YOUR OBJECTIVE:
Nothing in the data should change when you return it, but leave the pictures out.
------ SUPPLIED MATERIAL
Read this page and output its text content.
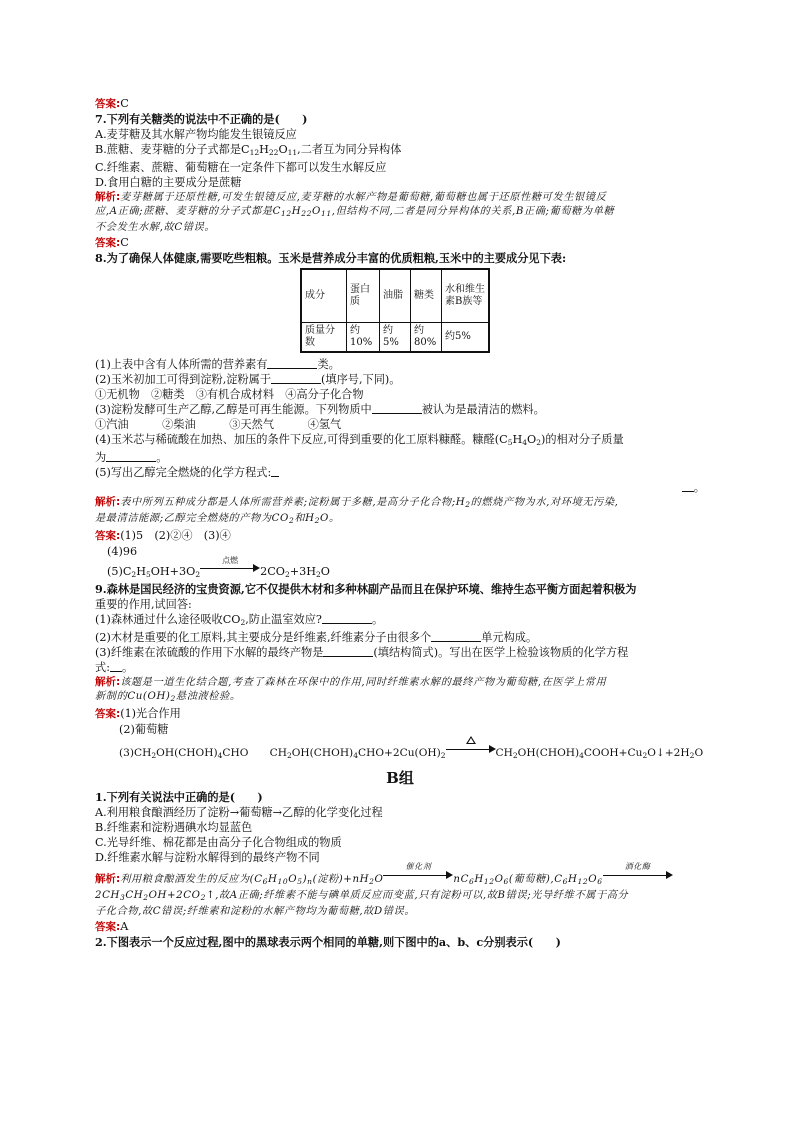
答案:C
7.下列有关糖类的说法中不正确的是(　　)
A.麦芽糖及其水解产物均能发生银镜反应
B.蔗糖、麦芽糖的分子式都是$C_{12}H_{22}O_{11}$,二者互为同分异构体
C.纤维素、蔗糖、葡萄糖在一定条件下都可以发生水解反应
D.食用白糖的主要成分是蔗糖
解析:麦芽糖属于还原性糖,可发生银镜反应,麦芽糖的水解产物是葡萄糖,葡萄糖也属于还原性糖可发生银镜反
应,A正确;蔗糖、麦芽糖的分子式都是$C_{12}H_{22}O_{11}$,但结构不同,二者是同分异构体的关系,B正确;葡萄糖为单糖
不会发生水解,故C错误。
答案:C
8.为了确保人体健康,需要吃些粗粮。玉米是营养成分丰富的优质粗粮,玉米中的主要成分见下表:
成分	蛋白质	油脂	糖类	水和维生素B族等
质量分数	约10%	约5%	约80%	约5%
(1)上表中含有人体所需的营养素有	类。
(2)玉米初加工可得到淀粉,淀粉属于	(填序号,下同)。
①无机物　②糖类　③有机合成材料　④高分子化合物
(3)淀粉发酵可生产乙醇,乙醇是可再生能源。下列物质中	被认为是最清洁的燃料。
①汽油　　　②柴油　　　③天然气　　　④氢气
(4)玉米芯与稀硫酸在加热、加压的条件下反应,可得到重要的化工原料糠醛。糠醛$(C_5H_4O_2)$的相对分子质量
为	。
(5)写出乙醇完全燃烧的化学方程式:
。
解析:表中所列五种成分都是人体所需营养素;淀粉属于多糖,是高分子化合物$;H_2$的燃烧产物为水,对环境无污染,
是最清洁能源;乙醇完全燃烧的产物为$CO_2$和$H_2O$。
答案:(1)5　(2)②④　(3)④
(4)96
$(5)C_2H_5OH+3O_2$
点燃
$2CO_2+3H_2O$
9.森林是国民经济的宝贵资源,它不仅提供木材和多种林副产品而且在保护环境、维持生态平衡方面起着积极为
重要的作用,试回答:
(1)森林通过什么途径吸收$CO_2$,防止温室效应?	。
(2)木材是重要的化工原料,其主要成分是纤维素,纤维素分子由很多个	单元构成。
(3)纤维素在浓硫酸的作用下水解的最终产物是	(填结构简式)。写出在医学上检验该物质的化学方程
式: 。
解析:该题是一道生化结合题,考查了森林在环保中的作用,同时纤维素水解的最终产物为葡萄糖,在医学上常用
新制的$Cu(OH)_2$悬浊液检验。
答案:(1)光合作用
(2)葡萄糖
$(3)CH_2OH(CHOH)_4CHO$　　$CH_2OH(CHOH)_4CHO+2Cu(OH)_2$	$CH_2OH(CHOH)_4COOH+Cu_2O↓+2H_2O$
B组
1.下列有关说法中正确的是(　　)
A.利用粮食酿酒经历了淀粉→葡萄糖→乙醇的化学变化过程
B.纤维素和淀粉遇碘水均显蓝色
C.光导纤维、棉花都是由高分子化合物组成的物质
D.纤维素水解与淀粉水解得到的最终产物不同
解析:利用粮食酿酒发生的反应为$(C_6H_{10}O_5)_n$(淀粉)$+nH_2O$
催化剂
$nC_6H_{12}O_6$(葡萄糖)$,C_6H_{12}O_6$
酒化酶

$2CH_3CH_2OH+2CO_2↑$,故A正确;纤维素不能与碘单质反应而变蓝,只有淀粉可以,故B错误;光导纤维不属于高分
子化合物,故C错误;纤维素和淀粉的水解产物均为葡萄糖,故D错误。
答案:A
2.下图表示一个反应过程,图中的黑球表示两个相同的单糖,则下图中的a、b、c分别表示(　　)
------------
ANSWER TO THE TASK:
Read this page and output its text content.
答案:C
7.下列有关糖类的说法中不正确的是(　　)
A.麦芽糖及其水解产物均能发生银镜反应
B.蔗糖、麦芽糖的分子式都是$C_{12}H_{22}O_{11}$,二者互为同分异构体
C.纤维素、蔗糖、葡萄糖在一定条件下都可以发生水解反应
D.食用白糖的主要成分是蔗糖
解析:麦芽糖属于还原性糖,可发生银镜反应,麦芽糖的水解产物是葡萄糖,葡萄糖也属于还原性糖可发生银镜反
应,A正确;蔗糖、麦芽糖的分子式都是$C_{12}H_{22}O_{11}$,但结构不同,二者是同分异构体的关系,B正确;葡萄糖为单糖
不会发生水解,故C错误。
答案:C
8.为了确保人体健康,需要吃些粗粮。玉米是营养成分丰富的优质粗粮,玉米中的主要成分见下表:
成分	蛋白质	油脂	糖类	水和维生素B族等
质量分数	约10%	约5%	约80%	约5%
(1)上表中含有人体所需的营养素有	类。
(2)玉米初加工可得到淀粉,淀粉属于	(填序号,下同)。
①无机物　②糖类　③有机合成材料　④高分子化合物
(3)淀粉发酵可生产乙醇,乙醇是可再生能源。下列物质中	被认为是最清洁的燃料。
①汽油　　　②柴油　　　③天然气　　　④氢气
(4)玉米芯与稀硫酸在加热、加压的条件下反应,可得到重要的化工原料糠醛。糠醛$(C_5H_4O_2)$的相对分子质量
为	。
(5)写出乙醇完全燃烧的化学方程式:
。
解析:表中所列五种成分都是人体所需营养素;淀粉属于多糖,是高分子化合物$;H_2$的燃烧产物为水,对环境无污染,
是最清洁能源;乙醇完全燃烧的产物为$CO_2$和$H_2O$。
答案:(1)5　(2)②④　(3)④
(4)96
$(5)C_2H_5OH+3O_2$
点燃
$2CO_2+3H_2O$
9.森林是国民经济的宝贵资源,它不仅提供木材和多种林副产品而且在保护环境、维持生态平衡方面起着积极为
重要的作用,试回答:
(1)森林通过什么途径吸收$CO_2$,防止温室效应?	。
(2)木材是重要的化工原料,其主要成分是纤维素,纤维素分子由很多个	单元构成。
(3)纤维素在浓硫酸的作用下水解的最终产物是	(填结构简式)。写出在医学上检验该物质的化学方程
式: 。
解析:该题是一道生化结合题,考查了森林在环保中的作用,同时纤维素水解的最终产物为葡萄糖,在医学上常用
新制的$Cu(OH)_2$悬浊液检验。
答案:(1)光合作用
(2)葡萄糖
$(3)CH_2OH(CHOH)_4CHO$　　$CH_2OH(CHOH)_4CHO+2Cu(OH)_2$	$CH_2OH(CHOH)_4COOH+Cu_2O↓+2H_2O$
B组
1.下列有关说法中正确的是(　　)
A.利用粮食酿酒经历了淀粉→葡萄糖→乙醇的化学变化过程
B.纤维素和淀粉遇碘水均显蓝色
C.光导纤维、棉花都是由高分子化合物组成的物质
D.纤维素水解与淀粉水解得到的最终产物不同
解析:利用粮食酿酒发生的反应为$(C_6H_{10}O_5)_n$(淀粉)$+nH_2O$
催化剂
$nC_6H_{12}O_6$(葡萄糖)$,C_6H_{12}O_6$
酒化酶

$2CH_3CH_2OH+2CO_2↑$,故A正确;纤维素不能与碘单质反应而变蓝,只有淀粉可以,故B错误;光导纤维不属于高分
子化合物,故C错误;纤维素和淀粉的水解产物均为葡萄糖,故D错误。
答案:A
2.下图表示一个反应过程,图中的黑球表示两个相同的单糖,则下图中的a、b、c分别表示(　　)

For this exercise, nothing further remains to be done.